• **TEXT PASSAGE**:
──────────────────────────────
A character’s suspicions about a mysterious tapping noise turn into a thriller about the horrors of isolation.

Grief has left Molly (Cecilia Milocco) in a fragile state in “Knocking,” a new psychological thriller from Sweden by the director Frida Kempff.

After losing her lover in a tragic event at a beach, Molly spent time in a psychiatric ward, and her recovery in her new apartment is touch-and-go. Kempff spins Molly’s suspicions about a mysterious tapping noise into an insistent entry in the horrors of breakdown and isolation.

Molly lives alone but her real solitude comes from having neighbors and a superintendent who look at her funny when she asks about the noises in the building. There’s a kindly grocer and a sympathetic police officer, but otherwise Molly is portrayed as living in a mental hellscape: First a depressive stultifying stillness, her curtains drawn and house cluttered, and then a panicked spiral played up with canted angles, tinted lighting and vertiginous camerawork (care of the Snorricam, a rig mounted directly on the actor).
──────────────────────────────
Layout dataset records
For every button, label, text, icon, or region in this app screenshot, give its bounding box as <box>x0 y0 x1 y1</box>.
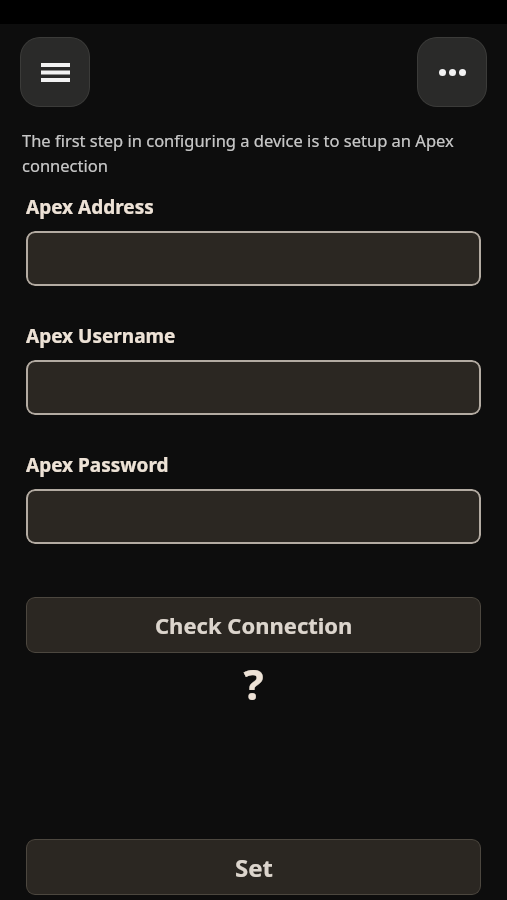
button[interactable] <box>26 360 481 415</box>
button[interactable]: More options <box>417 37 487 107</box>
button[interactable]: Set <box>26 839 481 895</box>
staticText: ? <box>0 655 507 712</box>
button[interactable]: Menu <box>20 37 90 107</box>
staticText: Set <box>235 851 273 884</box>
button[interactable] <box>26 231 481 286</box>
staticText: Apex Password <box>26 452 169 478</box>
button[interactable]: Check Connection <box>26 597 481 653</box>
staticText: Apex Username <box>26 323 176 349</box>
staticText: Check Connection <box>155 610 353 640</box>
staticText: Apex Address <box>26 194 154 220</box>
button[interactable] <box>26 489 481 544</box>
staticText: The first step in configuring a device i… <box>22 129 485 177</box>
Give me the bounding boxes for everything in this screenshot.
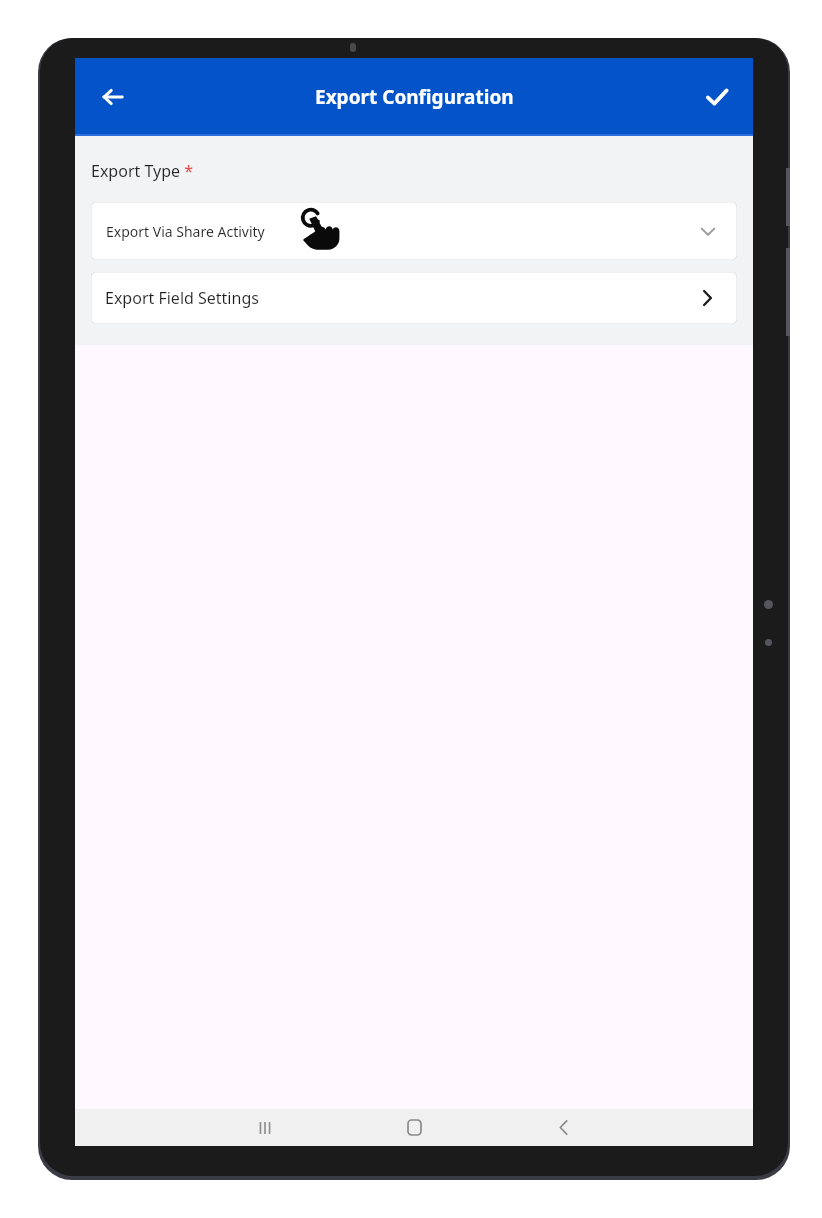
staticText: Export Via Share Activity: [106, 222, 265, 241]
button[interactable]: Recent apps: [241, 1109, 289, 1146]
button[interactable]: Save configuration: [693, 73, 741, 121]
button[interactable]: Back: [89, 73, 137, 121]
button[interactable]: Back: [539, 1109, 587, 1146]
button[interactable]: Export Via Share Activity: [91, 202, 737, 260]
button[interactable]: Home: [390, 1109, 438, 1146]
staticText: Export Type *: [91, 160, 194, 182]
staticText: Export Configuration: [315, 84, 514, 110]
staticText: Export Field Settings: [105, 287, 259, 309]
button[interactable]: Export Field Settings: [91, 272, 737, 324]
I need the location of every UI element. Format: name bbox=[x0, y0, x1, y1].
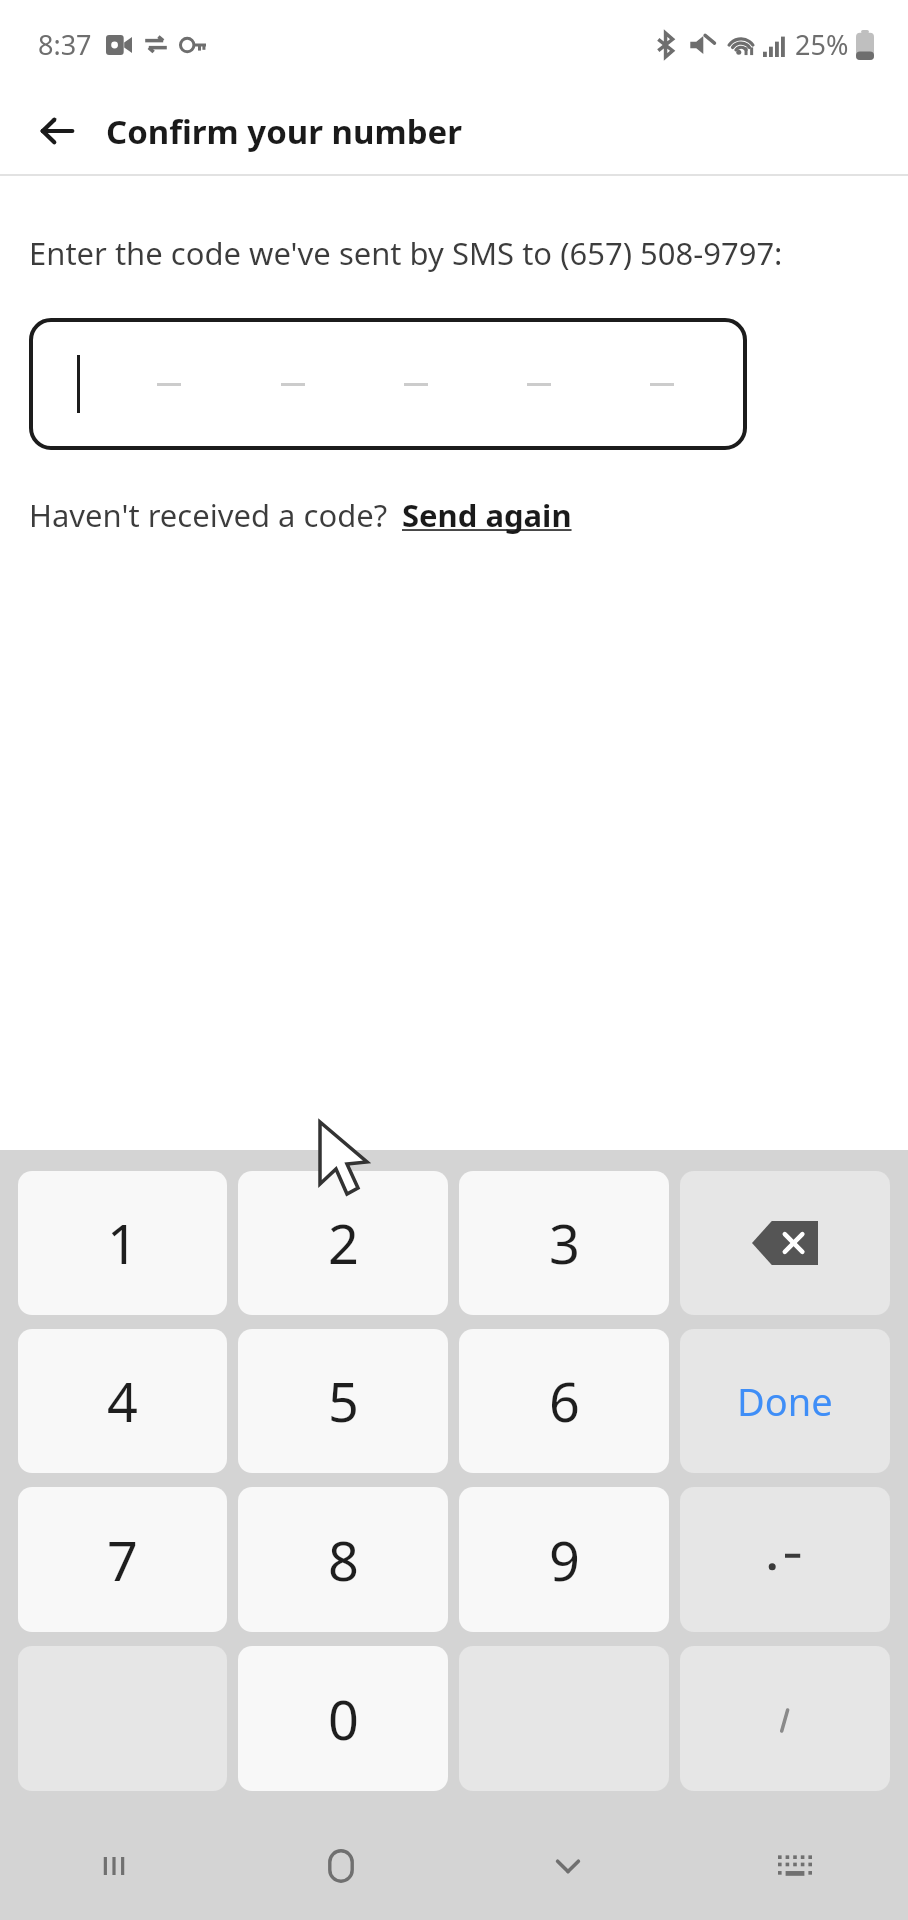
button[interactable]: 3 bbox=[459, 1171, 669, 1315]
button[interactable]: Hide keyboard bbox=[454, 1812, 681, 1920]
button[interactable]: 4 bbox=[18, 1329, 227, 1473]
button[interactable]: Switch keyboard bbox=[681, 1812, 908, 1920]
staticText: 8:37 bbox=[38, 26, 92, 63]
button[interactable]: 0 bbox=[238, 1646, 448, 1791]
staticText: Send again bbox=[402, 494, 572, 536]
button[interactable]: 8 bbox=[238, 1487, 448, 1632]
button[interactable]: 6 bbox=[459, 1329, 669, 1473]
staticText: 5 bbox=[328, 1364, 359, 1438]
button[interactable]: Backspace bbox=[680, 1171, 890, 1315]
staticText: 9 bbox=[549, 1523, 580, 1597]
staticText: Done bbox=[737, 1375, 833, 1427]
staticText: Haven't received a code? bbox=[29, 494, 388, 536]
staticText: Confirm your number bbox=[106, 109, 463, 154]
staticText: 6 bbox=[549, 1364, 580, 1438]
button[interactable]: 2 bbox=[238, 1171, 448, 1315]
staticText: 3 bbox=[549, 1206, 580, 1280]
button[interactable]: 5 bbox=[238, 1329, 448, 1473]
staticText: 7 bbox=[107, 1523, 138, 1597]
button[interactable]: Home bbox=[227, 1812, 454, 1920]
staticText: 4 bbox=[107, 1364, 138, 1438]
staticText: Enter the code we've sent by SMS to (657… bbox=[29, 232, 783, 274]
button[interactable]: Send again bbox=[402, 494, 572, 536]
staticText: 2 bbox=[328, 1206, 359, 1280]
staticText: 8 bbox=[328, 1523, 359, 1597]
button[interactable]: Recents bbox=[0, 1812, 227, 1920]
button[interactable] bbox=[29, 318, 747, 450]
staticText: 1 bbox=[107, 1206, 138, 1280]
button[interactable]: Back bbox=[26, 100, 88, 162]
button[interactable]: 1 bbox=[18, 1171, 227, 1315]
button[interactable]: Comma bbox=[680, 1646, 890, 1791]
staticText: 25% bbox=[795, 26, 849, 63]
button[interactable]: 7 bbox=[18, 1487, 227, 1632]
button[interactable]: Done bbox=[680, 1329, 890, 1473]
staticText: 0 bbox=[328, 1682, 359, 1756]
button[interactable]: 9 bbox=[459, 1487, 669, 1632]
button[interactable]: Dot dash bbox=[680, 1487, 890, 1632]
──────────────────────────────
• **EXERCISE INSTRUCTIONS**:
**a.** According to the film review, who directed "Knocking"?
**b.** Write the next part of the film review, picking up after its last sentence.
You won't need the records here.

• **OUTPUTS FOR THE TASKS**:
**a.** Frida Kempff

**b.**
Pulling off this claustrophobic level of immersion requires better orchestration than Kempff’s drawn-out buildup. “Knocking” unnerves more when landing on singular imagery: a bird scrambling for footing on a metal railing, or, in one wild shot, blood droplets on a cellphone screen showing a yowling fox. Milocco’s face is a sea of balled-up tension but it’s tough for her to sustain this perpetually disbelieved character within a confining screenplay that retreads its beats.

What could be described as a story about gaslighting is complicated by the liberal use of eccentric camera perspectives that seem less aligned with expressing Molly’s distress than with pushing suspense. The film does strike one long, nerve-jangling note, but the style leaves Molly with nowhere to run.

Knocking
Not rated. In Swedish, with subtitles. Running time: 1 hour 18 minutes. In theaters.